→ **Task set**
a – Output the part of the squatting research outline between "- Role of SC" and "successful and why?", inclusive, copied word for word.
b – Write the next part of the squatting research outline, picking up after its last line.

1) Long and medium term structural factors that make squatting possible.
- Historical perspective on squatting (since WW2)
- Housing policies and underlying ideologies
- Urban spaces, urban development and/or renewal, and patterns of ownership.
- Role of SC in post-welfare state policies
- Spatial transformation influenced by squatters

2) Analysis of “conflicts” and “dynamics.”
- Processes of mobilization and political radicalization; local relationships with neighborhoods
- Which squatting experiences were most successful and why?
- How do squatters use the ‘construction of social needs’ as a claim to develop their projects; Political trends and practices in SC and squats.
- How do social and political actors recognise and legitimise squatting?
- Processes of Repression/criminalization or negotiation.

3) SC/Squats’ networks, politics and culture
- Trans/local connections between SC and squatted houses
- Trans/national connections. Political coordination: SC/squats, political parties and alterglobal movements
- Collective actions and public expression (demonstrations, media, etc.)
- Squatters as producers of knowledge and cultural innovators (alternative media etc.)

4) Empirical case-studies.

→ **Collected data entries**
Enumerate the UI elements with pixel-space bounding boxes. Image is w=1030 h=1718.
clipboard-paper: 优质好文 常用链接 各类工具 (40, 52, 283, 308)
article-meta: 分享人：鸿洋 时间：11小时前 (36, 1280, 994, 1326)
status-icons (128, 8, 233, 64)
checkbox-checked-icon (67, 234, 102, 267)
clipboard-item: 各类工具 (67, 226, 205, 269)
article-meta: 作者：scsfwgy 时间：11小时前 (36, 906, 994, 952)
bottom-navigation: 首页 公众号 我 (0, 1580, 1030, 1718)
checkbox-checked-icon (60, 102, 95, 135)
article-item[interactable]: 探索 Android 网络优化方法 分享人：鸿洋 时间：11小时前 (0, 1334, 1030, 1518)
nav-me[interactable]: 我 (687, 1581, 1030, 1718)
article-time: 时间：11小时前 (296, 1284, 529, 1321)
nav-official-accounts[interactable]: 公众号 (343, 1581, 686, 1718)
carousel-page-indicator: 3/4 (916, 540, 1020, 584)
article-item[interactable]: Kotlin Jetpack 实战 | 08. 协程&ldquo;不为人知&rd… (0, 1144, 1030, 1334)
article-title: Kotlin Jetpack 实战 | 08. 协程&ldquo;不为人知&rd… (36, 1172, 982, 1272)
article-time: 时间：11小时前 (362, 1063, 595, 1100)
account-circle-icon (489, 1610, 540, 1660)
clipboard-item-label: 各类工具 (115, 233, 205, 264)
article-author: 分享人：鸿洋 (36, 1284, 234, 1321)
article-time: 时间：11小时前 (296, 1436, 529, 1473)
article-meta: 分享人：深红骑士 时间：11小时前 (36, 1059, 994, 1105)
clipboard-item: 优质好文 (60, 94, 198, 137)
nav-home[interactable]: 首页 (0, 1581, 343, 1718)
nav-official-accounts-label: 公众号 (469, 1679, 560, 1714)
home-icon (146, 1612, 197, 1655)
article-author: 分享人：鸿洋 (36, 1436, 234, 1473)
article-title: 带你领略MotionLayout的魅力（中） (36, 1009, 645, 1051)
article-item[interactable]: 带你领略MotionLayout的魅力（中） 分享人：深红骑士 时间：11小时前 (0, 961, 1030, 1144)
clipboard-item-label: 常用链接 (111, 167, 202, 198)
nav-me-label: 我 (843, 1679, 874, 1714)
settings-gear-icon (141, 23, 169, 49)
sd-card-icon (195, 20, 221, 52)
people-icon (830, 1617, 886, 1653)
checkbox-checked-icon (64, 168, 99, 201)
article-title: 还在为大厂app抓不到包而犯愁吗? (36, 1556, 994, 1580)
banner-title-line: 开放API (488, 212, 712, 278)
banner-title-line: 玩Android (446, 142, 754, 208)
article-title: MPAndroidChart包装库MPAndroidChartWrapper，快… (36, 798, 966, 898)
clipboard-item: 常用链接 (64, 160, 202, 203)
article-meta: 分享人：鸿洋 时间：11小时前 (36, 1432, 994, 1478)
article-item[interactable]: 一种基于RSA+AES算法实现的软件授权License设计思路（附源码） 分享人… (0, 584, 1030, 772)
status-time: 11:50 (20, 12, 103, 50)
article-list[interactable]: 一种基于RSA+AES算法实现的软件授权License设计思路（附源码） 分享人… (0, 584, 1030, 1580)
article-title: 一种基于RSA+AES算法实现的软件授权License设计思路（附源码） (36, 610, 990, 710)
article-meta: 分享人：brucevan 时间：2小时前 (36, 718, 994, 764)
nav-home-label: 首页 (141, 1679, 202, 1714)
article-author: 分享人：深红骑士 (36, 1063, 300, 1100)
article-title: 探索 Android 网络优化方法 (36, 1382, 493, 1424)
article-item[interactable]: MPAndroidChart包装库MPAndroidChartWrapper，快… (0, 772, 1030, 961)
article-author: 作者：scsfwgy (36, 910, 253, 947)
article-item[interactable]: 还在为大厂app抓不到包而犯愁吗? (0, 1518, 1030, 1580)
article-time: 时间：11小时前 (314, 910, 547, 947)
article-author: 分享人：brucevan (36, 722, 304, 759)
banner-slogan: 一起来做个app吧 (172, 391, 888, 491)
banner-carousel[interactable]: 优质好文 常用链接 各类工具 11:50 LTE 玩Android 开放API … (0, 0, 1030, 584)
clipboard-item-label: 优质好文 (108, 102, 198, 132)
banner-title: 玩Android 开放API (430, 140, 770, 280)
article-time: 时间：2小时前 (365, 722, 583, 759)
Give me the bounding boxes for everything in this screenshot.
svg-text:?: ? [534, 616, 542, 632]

→ **Answers for the exercise**
a –
- Role of SC in post-welfare state policies
- Spatial transformation influenced by squatters

2) Analysis of “conflicts” and “dynamics.”
- Processes of mobilization and political radicalization; local relationships with neighborhoods
- Which squatting experiences were most successful and why?

b –
- Formal and informal ways of organization; decision-making processes
- Economic dimension of SC and role as providers of income
- Self-knowledge (reflexivity) and internal contradictions (inter-generational relations and activists’ memory, gender conflicts and homophobia, etc.)
- Class composition and subjectivities within SC
- Post-class social identities (precarious workers, queers, etc.)

5) Squatting in comparative perspective.
- Map & Database (or Census) recording all the experiences of squatting at each country
- Public opinion survey on squatting and housing policies.
- Size and volume of squatting in each country
- Ideological controversies and orientations within SC movement across the EU
- Legal frameworks, their change over time and across countries.

This list of questions were suggested for current and future research activities.

As has been already mentioned, SQEK is not only a group of scholars but a socially committed group as well. Thus, we are available as a public resource. We want to engage in public debates about squatting, would welcome meetings with activists and would gladly be active participants in their public initiatives. We are also ready to offer our advice to students and young researchers who are interested in this field.

Furthermore, in view of the diverse composition of our network we seek to challenge the traditional dichotomy between researchers and their subjects/objects of knowledge. Whenever possible, we would like to involve squatters and activists in our research practices, thus favouring a collaborative and dialogical approach to knowledge production in the belief that social movement activists, just as any other social actor, are themselves producers of knowledge. Consequently, we are not sure activists and academics are necessarily irreconcilable categories. Obviously they are irreconcilable if considered as identity “positions”. Things get a little muddled if we take the angle of the life-course of concrete individuals.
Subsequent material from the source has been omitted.